## What is expected
Lift out all lines below that contain "процедуры".

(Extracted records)
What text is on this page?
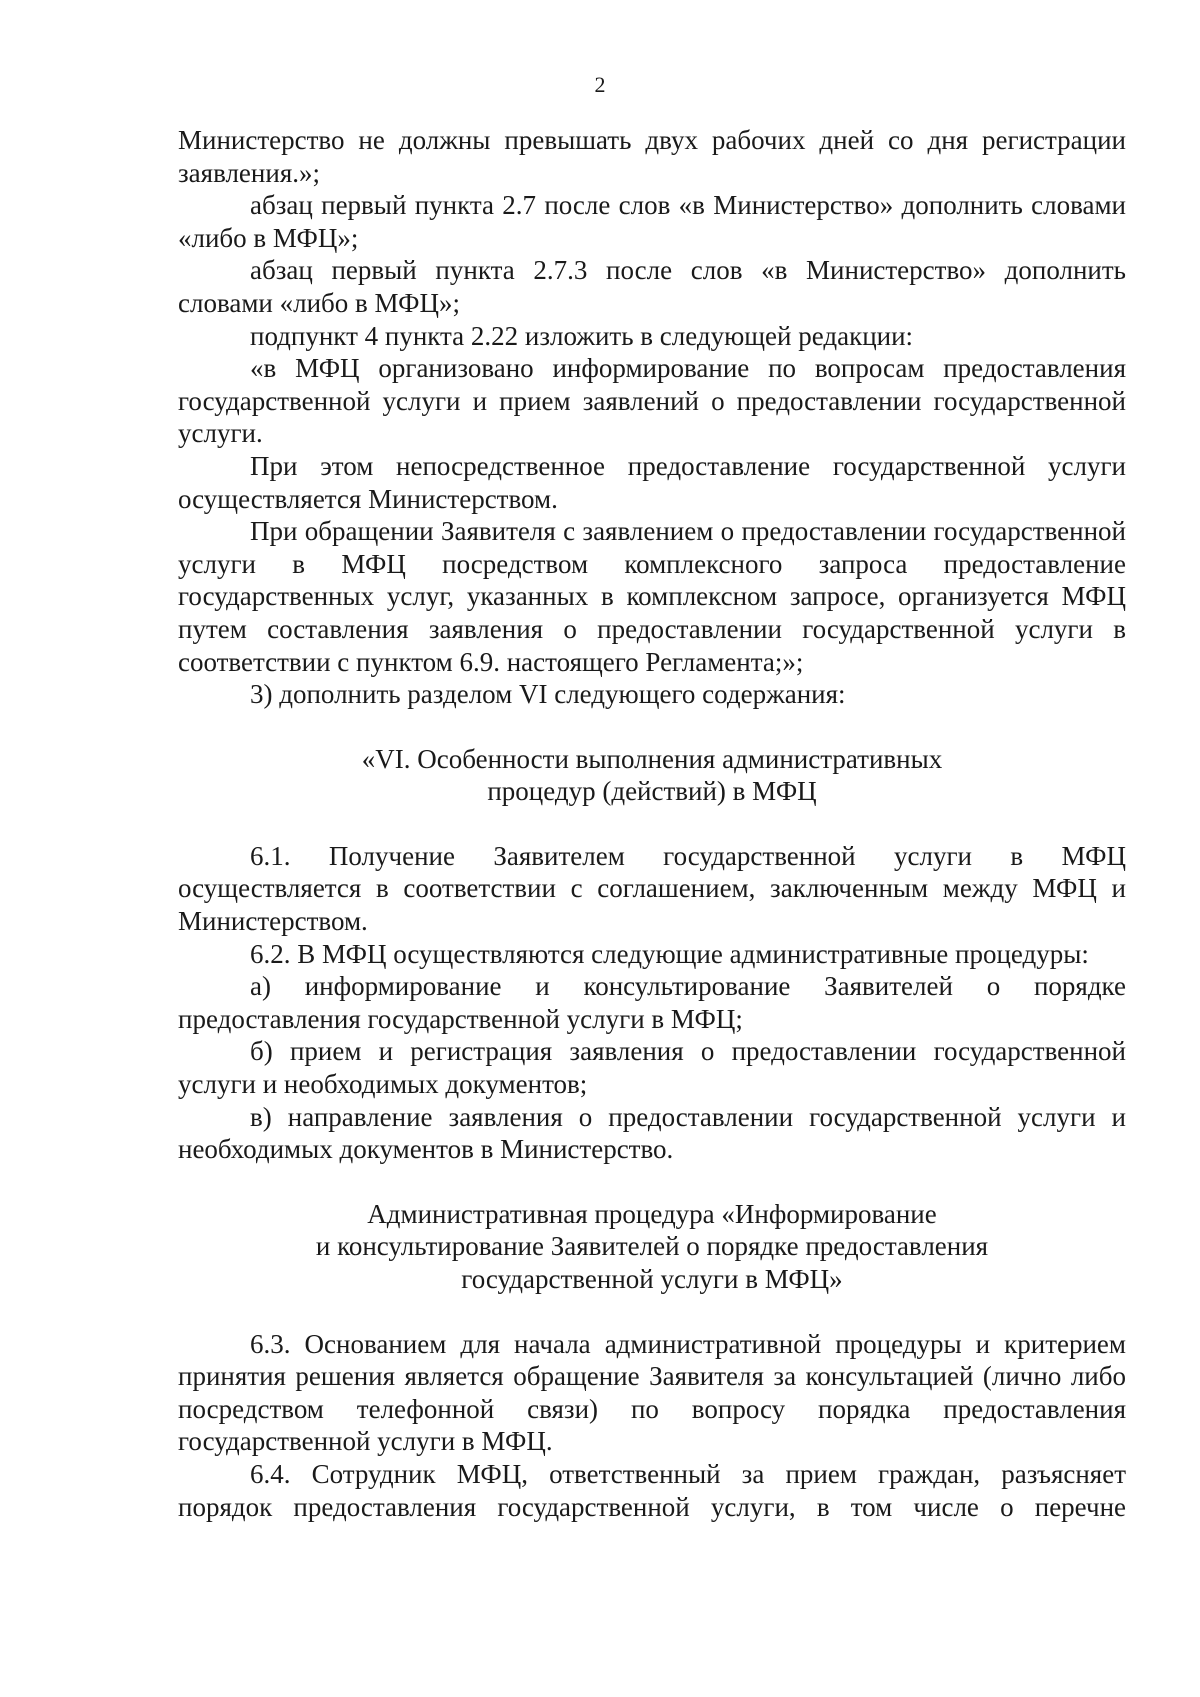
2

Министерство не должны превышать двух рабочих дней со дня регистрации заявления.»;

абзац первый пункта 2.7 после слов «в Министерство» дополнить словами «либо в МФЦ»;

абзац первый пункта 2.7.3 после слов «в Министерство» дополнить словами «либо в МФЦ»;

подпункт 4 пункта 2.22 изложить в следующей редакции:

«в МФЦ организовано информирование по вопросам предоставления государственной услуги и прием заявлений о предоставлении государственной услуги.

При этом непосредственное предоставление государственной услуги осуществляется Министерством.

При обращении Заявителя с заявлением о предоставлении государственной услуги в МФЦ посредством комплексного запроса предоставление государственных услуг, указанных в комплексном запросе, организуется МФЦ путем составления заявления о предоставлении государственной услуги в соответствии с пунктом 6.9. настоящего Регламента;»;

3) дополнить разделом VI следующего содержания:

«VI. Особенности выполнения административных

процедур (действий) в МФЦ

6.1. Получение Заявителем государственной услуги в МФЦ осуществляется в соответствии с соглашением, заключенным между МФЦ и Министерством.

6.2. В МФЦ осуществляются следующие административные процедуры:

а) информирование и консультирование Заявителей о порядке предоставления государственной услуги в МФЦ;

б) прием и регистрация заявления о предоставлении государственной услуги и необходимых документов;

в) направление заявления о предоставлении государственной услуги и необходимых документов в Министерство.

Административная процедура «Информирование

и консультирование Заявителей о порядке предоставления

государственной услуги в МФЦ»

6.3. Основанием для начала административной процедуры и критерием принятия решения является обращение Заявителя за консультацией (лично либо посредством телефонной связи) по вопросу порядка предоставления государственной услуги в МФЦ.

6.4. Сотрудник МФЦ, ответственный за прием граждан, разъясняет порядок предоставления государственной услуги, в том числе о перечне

## Answer to the exercise
6.2. В МФЦ осуществляются следующие административные процедуры:
6.3. Основанием для начала административной процедуры и критерием принятия решения является обращение Заявителя за консультацией (лично либо посредством телефонной связи) по вопросу порядка предоставления государственной услуги в МФЦ.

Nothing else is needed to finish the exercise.